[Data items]
★ ★ ★ ★ ★
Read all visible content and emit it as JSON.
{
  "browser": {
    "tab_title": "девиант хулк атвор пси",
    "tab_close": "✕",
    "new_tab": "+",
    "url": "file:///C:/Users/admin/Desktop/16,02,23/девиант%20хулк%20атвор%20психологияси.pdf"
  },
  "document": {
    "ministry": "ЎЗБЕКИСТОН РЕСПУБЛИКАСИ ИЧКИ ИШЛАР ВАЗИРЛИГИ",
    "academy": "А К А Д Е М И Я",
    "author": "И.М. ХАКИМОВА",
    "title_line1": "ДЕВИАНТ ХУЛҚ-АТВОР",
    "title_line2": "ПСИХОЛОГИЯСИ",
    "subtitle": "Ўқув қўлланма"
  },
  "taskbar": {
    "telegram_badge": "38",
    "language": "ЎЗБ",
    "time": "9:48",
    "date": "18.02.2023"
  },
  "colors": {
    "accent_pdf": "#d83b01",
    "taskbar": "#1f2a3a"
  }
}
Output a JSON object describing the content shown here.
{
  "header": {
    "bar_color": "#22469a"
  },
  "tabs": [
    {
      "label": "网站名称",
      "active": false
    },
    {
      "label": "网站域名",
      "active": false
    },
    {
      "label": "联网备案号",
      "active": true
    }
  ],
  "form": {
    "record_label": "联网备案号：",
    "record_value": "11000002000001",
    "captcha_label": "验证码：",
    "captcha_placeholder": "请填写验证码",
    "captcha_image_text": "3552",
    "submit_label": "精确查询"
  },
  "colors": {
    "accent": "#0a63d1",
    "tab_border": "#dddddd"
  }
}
★ ★ ★ ★ ★
■ Exercise brief: Write out every record verbatim.

■ Task solution:
Read all visible content and emit it as JSON.
{
  "browser": {
    "tab_title": "девиант хулк атвор пси",
    "tab_close": "✕",
    "new_tab": "+",
    "url": "file:///C:/Users/admin/Desktop/16,02,23/девиант%20хулк%20атвор%20психологияси.pdf"
  },
  "document": {
    "ministry": "ЎЗБЕКИСТОН РЕСПУБЛИКАСИ ИЧКИ ИШЛАР ВАЗИРЛИГИ",
    "academy": "А К А Д Е М И Я",
    "author": "И.М. ХАКИМОВА",
    "title_line1": "ДЕВИАНТ ХУЛҚ-АТВОР",
    "title_line2": "ПСИХОЛОГИЯСИ",
    "subtitle": "Ўқув қўлланма"
  },
  "taskbar": {
    "telegram_badge": "38",
    "language": "ЎЗБ",
    "time": "9:48",
    "date": "18.02.2023"
  },
  "colors": {
    "accent_pdf": "#d83b01",
    "taskbar": "#1f2a3a"
  }
}
Output a JSON object describing the content shown here.
{
  "header": {
    "bar_color": "#22469a"
  },
  "tabs": [
    {
      "label": "网站名称",
      "active": false
    },
    {
      "label": "网站域名",
      "active": false
    },
    {
      "label": "联网备案号",
      "active": true
    }
  ],
  "form": {
    "record_label": "联网备案号：",
    "record_value": "11000002000001",
    "captcha_label": "验证码：",
    "captcha_placeholder": "请填写验证码",
    "captcha_image_text": "3552",
    "submit_label": "精确查询"
  },
  "colors": {
    "accent": "#0a63d1",
    "tab_border": "#dddddd"
  }
}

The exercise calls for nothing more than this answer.